→ **Entries with figure data**
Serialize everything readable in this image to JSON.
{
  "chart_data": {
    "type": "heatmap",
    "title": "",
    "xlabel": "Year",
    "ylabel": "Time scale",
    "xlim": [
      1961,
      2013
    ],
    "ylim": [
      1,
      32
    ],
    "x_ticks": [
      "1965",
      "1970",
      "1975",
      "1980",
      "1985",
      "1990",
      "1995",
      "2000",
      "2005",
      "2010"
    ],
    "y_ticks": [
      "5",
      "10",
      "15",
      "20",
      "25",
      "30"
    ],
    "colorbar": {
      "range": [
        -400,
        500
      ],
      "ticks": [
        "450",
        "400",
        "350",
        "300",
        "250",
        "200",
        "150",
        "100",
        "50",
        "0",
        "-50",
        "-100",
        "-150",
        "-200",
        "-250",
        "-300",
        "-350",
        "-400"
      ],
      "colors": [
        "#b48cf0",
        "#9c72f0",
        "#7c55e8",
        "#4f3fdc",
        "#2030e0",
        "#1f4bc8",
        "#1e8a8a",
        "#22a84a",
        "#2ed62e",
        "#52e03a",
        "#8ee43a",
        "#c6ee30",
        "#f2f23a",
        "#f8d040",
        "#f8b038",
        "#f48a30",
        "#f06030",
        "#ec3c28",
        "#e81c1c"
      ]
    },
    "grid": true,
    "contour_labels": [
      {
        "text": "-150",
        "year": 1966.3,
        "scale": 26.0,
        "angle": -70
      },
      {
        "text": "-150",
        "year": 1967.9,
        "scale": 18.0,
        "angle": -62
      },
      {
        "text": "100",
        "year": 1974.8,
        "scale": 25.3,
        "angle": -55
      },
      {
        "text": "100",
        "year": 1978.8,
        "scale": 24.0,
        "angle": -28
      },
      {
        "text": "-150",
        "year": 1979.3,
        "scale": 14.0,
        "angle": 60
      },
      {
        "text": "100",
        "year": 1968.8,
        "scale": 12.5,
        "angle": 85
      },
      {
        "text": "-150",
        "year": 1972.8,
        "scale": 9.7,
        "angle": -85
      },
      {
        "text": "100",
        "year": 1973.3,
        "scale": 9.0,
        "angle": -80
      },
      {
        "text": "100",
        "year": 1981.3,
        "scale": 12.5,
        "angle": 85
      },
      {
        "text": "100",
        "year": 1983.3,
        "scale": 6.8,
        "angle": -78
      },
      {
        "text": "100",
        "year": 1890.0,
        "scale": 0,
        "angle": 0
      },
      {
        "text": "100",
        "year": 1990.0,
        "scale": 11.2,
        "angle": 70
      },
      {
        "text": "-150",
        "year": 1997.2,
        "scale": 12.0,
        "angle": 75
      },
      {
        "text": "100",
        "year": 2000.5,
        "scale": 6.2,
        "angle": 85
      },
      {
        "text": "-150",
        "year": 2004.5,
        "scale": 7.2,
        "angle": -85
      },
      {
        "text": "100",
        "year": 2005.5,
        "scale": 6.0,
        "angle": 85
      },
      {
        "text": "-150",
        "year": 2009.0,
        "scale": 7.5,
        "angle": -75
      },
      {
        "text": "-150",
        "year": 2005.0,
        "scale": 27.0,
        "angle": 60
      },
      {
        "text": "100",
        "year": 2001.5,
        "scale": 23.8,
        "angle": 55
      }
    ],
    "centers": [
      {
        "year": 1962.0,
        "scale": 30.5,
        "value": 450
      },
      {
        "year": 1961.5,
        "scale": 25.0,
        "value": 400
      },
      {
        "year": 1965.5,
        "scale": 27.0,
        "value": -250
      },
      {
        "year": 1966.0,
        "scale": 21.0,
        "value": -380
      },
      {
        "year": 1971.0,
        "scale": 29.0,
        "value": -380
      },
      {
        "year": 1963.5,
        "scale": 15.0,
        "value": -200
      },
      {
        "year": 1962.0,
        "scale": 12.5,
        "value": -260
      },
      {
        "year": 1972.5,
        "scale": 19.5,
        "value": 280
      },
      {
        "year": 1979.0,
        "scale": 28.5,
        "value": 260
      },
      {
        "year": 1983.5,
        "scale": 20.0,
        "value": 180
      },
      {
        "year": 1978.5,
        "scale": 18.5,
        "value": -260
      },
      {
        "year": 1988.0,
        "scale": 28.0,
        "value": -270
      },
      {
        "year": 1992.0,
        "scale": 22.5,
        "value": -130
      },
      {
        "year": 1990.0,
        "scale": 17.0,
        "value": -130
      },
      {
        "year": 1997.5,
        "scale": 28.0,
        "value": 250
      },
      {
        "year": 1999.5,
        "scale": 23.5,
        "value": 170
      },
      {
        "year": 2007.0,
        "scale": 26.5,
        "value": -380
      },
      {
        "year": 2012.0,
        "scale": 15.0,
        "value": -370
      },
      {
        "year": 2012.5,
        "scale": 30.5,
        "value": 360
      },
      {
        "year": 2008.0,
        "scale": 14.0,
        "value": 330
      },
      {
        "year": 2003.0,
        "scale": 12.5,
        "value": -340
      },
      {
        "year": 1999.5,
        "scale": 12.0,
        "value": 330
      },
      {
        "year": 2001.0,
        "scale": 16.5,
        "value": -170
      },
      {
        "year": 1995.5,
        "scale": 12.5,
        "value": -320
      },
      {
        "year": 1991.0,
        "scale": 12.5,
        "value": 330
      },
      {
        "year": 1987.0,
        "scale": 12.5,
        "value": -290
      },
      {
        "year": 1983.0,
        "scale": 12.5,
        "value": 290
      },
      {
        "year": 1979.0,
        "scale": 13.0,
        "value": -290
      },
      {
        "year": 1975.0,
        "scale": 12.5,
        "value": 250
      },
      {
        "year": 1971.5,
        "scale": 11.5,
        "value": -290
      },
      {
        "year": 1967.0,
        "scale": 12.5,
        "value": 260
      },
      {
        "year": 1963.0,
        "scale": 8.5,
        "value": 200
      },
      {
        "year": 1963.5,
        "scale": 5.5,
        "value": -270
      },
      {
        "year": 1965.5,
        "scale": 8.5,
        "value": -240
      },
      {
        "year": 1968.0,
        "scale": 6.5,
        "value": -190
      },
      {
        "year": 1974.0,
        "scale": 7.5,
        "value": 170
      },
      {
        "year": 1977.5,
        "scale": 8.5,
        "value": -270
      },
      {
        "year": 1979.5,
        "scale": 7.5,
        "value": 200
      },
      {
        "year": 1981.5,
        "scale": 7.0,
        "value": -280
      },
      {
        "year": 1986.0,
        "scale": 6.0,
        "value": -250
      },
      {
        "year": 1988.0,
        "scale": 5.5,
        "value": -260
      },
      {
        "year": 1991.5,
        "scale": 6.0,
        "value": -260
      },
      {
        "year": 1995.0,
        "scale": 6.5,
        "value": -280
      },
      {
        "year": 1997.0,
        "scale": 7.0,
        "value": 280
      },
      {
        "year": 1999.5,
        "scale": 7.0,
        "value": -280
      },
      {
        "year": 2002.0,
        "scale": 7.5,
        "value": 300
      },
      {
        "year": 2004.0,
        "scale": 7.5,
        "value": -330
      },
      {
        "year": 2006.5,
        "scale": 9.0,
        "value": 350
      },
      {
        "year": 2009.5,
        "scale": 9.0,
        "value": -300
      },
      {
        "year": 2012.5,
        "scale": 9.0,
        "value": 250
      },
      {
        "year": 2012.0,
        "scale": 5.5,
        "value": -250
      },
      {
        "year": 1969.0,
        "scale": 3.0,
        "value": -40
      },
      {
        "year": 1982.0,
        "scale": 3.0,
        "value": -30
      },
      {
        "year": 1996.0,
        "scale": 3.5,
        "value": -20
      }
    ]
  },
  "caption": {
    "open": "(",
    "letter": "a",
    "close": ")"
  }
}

→ **YOUR GOAL**
Output an exact copy of each record.

→ **REPLY TO THE TASK**
Serialize everything readable in this image to JSON.
{
  "chart_data": {
    "type": "heatmap",
    "title": "",
    "xlabel": "Year",
    "ylabel": "Time scale",
    "xlim": [
      1961,
      2013
    ],
    "ylim": [
      1,
      32
    ],
    "x_ticks": [
      "1965",
      "1970",
      "1975",
      "1980",
      "1985",
      "1990",
      "1995",
      "2000",
      "2005",
      "2010"
    ],
    "y_ticks": [
      "5",
      "10",
      "15",
      "20",
      "25",
      "30"
    ],
    "colorbar": {
      "range": [
        -400,
        500
      ],
      "ticks": [
        "450",
        "400",
        "350",
        "300",
        "250",
        "200",
        "150",
        "100",
        "50",
        "0",
        "-50",
        "-100",
        "-150",
        "-200",
        "-250",
        "-300",
        "-350",
        "-400"
      ],
      "colors": [
        "#b48cf0",
        "#9c72f0",
        "#7c55e8",
        "#4f3fdc",
        "#2030e0",
        "#1f4bc8",
        "#1e8a8a",
        "#22a84a",
        "#2ed62e",
        "#52e03a",
        "#8ee43a",
        "#c6ee30",
        "#f2f23a",
        "#f8d040",
        "#f8b038",
        "#f48a30",
        "#f06030",
        "#ec3c28",
        "#e81c1c"
      ]
    },
    "grid": true,
    "contour_labels": [
      {
        "text": "-150",
        "year": 1966.3,
        "scale": 26.0,
        "angle": -70
      },
      {
        "text": "-150",
        "year": 1967.9,
        "scale": 18.0,
        "angle": -62
      },
      {
        "text": "100",
        "year": 1974.8,
        "scale": 25.3,
        "angle": -55
      },
      {
        "text": "100",
        "year": 1978.8,
        "scale": 24.0,
        "angle": -28
      },
      {
        "text": "-150",
        "year": 1979.3,
        "scale": 14.0,
        "angle": 60
      },
      {
        "text": "100",
        "year": 1968.8,
        "scale": 12.5,
        "angle": 85
      },
      {
        "text": "-150",
        "year": 1972.8,
        "scale": 9.7,
        "angle": -85
      },
      {
        "text": "100",
        "year": 1973.3,
        "scale": 9.0,
        "angle": -80
      },
      {
        "text": "100",
        "year": 1981.3,
        "scale": 12.5,
        "angle": 85
      },
      {
        "text": "100",
        "year": 1983.3,
        "scale": 6.8,
        "angle": -78
      },
      {
        "text": "100",
        "year": 1890.0,
        "scale": 0,
        "angle": 0
      },
      {
        "text": "100",
        "year": 1990.0,
        "scale": 11.2,
        "angle": 70
      },
      {
        "text": "-150",
        "year": 1997.2,
        "scale": 12.0,
        "angle": 75
      },
      {
        "text": "100",
        "year": 2000.5,
        "scale": 6.2,
        "angle": 85
      },
      {
        "text": "-150",
        "year": 2004.5,
        "scale": 7.2,
        "angle": -85
      },
      {
        "text": "100",
        "year": 2005.5,
        "scale": 6.0,
        "angle": 85
      },
      {
        "text": "-150",
        "year": 2009.0,
        "scale": 7.5,
        "angle": -75
      },
      {
        "text": "-150",
        "year": 2005.0,
        "scale": 27.0,
        "angle": 60
      },
      {
        "text": "100",
        "year": 2001.5,
        "scale": 23.8,
        "angle": 55
      }
    ],
    "centers": [
      {
        "year": 1962.0,
        "scale": 30.5,
        "value": 450
      },
      {
        "year": 1961.5,
        "scale": 25.0,
        "value": 400
      },
      {
        "year": 1965.5,
        "scale": 27.0,
        "value": -250
      },
      {
        "year": 1966.0,
        "scale": 21.0,
        "value": -380
      },
      {
        "year": 1971.0,
        "scale": 29.0,
        "value": -380
      },
      {
        "year": 1963.5,
        "scale": 15.0,
        "value": -200
      },
      {
        "year": 1962.0,
        "scale": 12.5,
        "value": -260
      },
      {
        "year": 1972.5,
        "scale": 19.5,
        "value": 280
      },
      {
        "year": 1979.0,
        "scale": 28.5,
        "value": 260
      },
      {
        "year": 1983.5,
        "scale": 20.0,
        "value": 180
      },
      {
        "year": 1978.5,
        "scale": 18.5,
        "value": -260
      },
      {
        "year": 1988.0,
        "scale": 28.0,
        "value": -270
      },
      {
        "year": 1992.0,
        "scale": 22.5,
        "value": -130
      },
      {
        "year": 1990.0,
        "scale": 17.0,
        "value": -130
      },
      {
        "year": 1997.5,
        "scale": 28.0,
        "value": 250
      },
      {
        "year": 1999.5,
        "scale": 23.5,
        "value": 170
      },
      {
        "year": 2007.0,
        "scale": 26.5,
        "value": -380
      },
      {
        "year": 2012.0,
        "scale": 15.0,
        "value": -370
      },
      {
        "year": 2012.5,
        "scale": 30.5,
        "value": 360
      },
      {
        "year": 2008.0,
        "scale": 14.0,
        "value": 330
      },
      {
        "year": 2003.0,
        "scale": 12.5,
        "value": -340
      },
      {
        "year": 1999.5,
        "scale": 12.0,
        "value": 330
      },
      {
        "year": 2001.0,
        "scale": 16.5,
        "value": -170
      },
      {
        "year": 1995.5,
        "scale": 12.5,
        "value": -320
      },
      {
        "year": 1991.0,
        "scale": 12.5,
        "value": 330
      },
      {
        "year": 1987.0,
        "scale": 12.5,
        "value": -290
      },
      {
        "year": 1983.0,
        "scale": 12.5,
        "value": 290
      },
      {
        "year": 1979.0,
        "scale": 13.0,
        "value": -290
      },
      {
        "year": 1975.0,
        "scale": 12.5,
        "value": 250
      },
      {
        "year": 1971.5,
        "scale": 11.5,
        "value": -290
      },
      {
        "year": 1967.0,
        "scale": 12.5,
        "value": 260
      },
      {
        "year": 1963.0,
        "scale": 8.5,
        "value": 200
      },
      {
        "year": 1963.5,
        "scale": 5.5,
        "value": -270
      },
      {
        "year": 1965.5,
        "scale": 8.5,
        "value": -240
      },
      {
        "year": 1968.0,
        "scale": 6.5,
        "value": -190
      },
      {
        "year": 1974.0,
        "scale": 7.5,
        "value": 170
      },
      {
        "year": 1977.5,
        "scale": 8.5,
        "value": -270
      },
      {
        "year": 1979.5,
        "scale": 7.5,
        "value": 200
      },
      {
        "year": 1981.5,
        "scale": 7.0,
        "value": -280
      },
      {
        "year": 1986.0,
        "scale": 6.0,
        "value": -250
      },
      {
        "year": 1988.0,
        "scale": 5.5,
        "value": -260
      },
      {
        "year": 1991.5,
        "scale": 6.0,
        "value": -260
      },
      {
        "year": 1995.0,
        "scale": 6.5,
        "value": -280
      },
      {
        "year": 1997.0,
        "scale": 7.0,
        "value": 280
      },
      {
        "year": 1999.5,
        "scale": 7.0,
        "value": -280
      },
      {
        "year": 2002.0,
        "scale": 7.5,
        "value": 300
      },
      {
        "year": 2004.0,
        "scale": 7.5,
        "value": -330
      },
      {
        "year": 2006.5,
        "scale": 9.0,
        "value": 350
      },
      {
        "year": 2009.5,
        "scale": 9.0,
        "value": -300
      },
      {
        "year": 2012.5,
        "scale": 9.0,
        "value": 250
      },
      {
        "year": 2012.0,
        "scale": 5.5,
        "value": -250
      },
      {
        "year": 1969.0,
        "scale": 3.0,
        "value": -40
      },
      {
        "year": 1982.0,
        "scale": 3.0,
        "value": -30
      },
      {
        "year": 1996.0,
        "scale": 3.5,
        "value": -20
      }
    ]
  },
  "caption": {
    "open": "(",
    "letter": "a",
    "close": ")"
  }
}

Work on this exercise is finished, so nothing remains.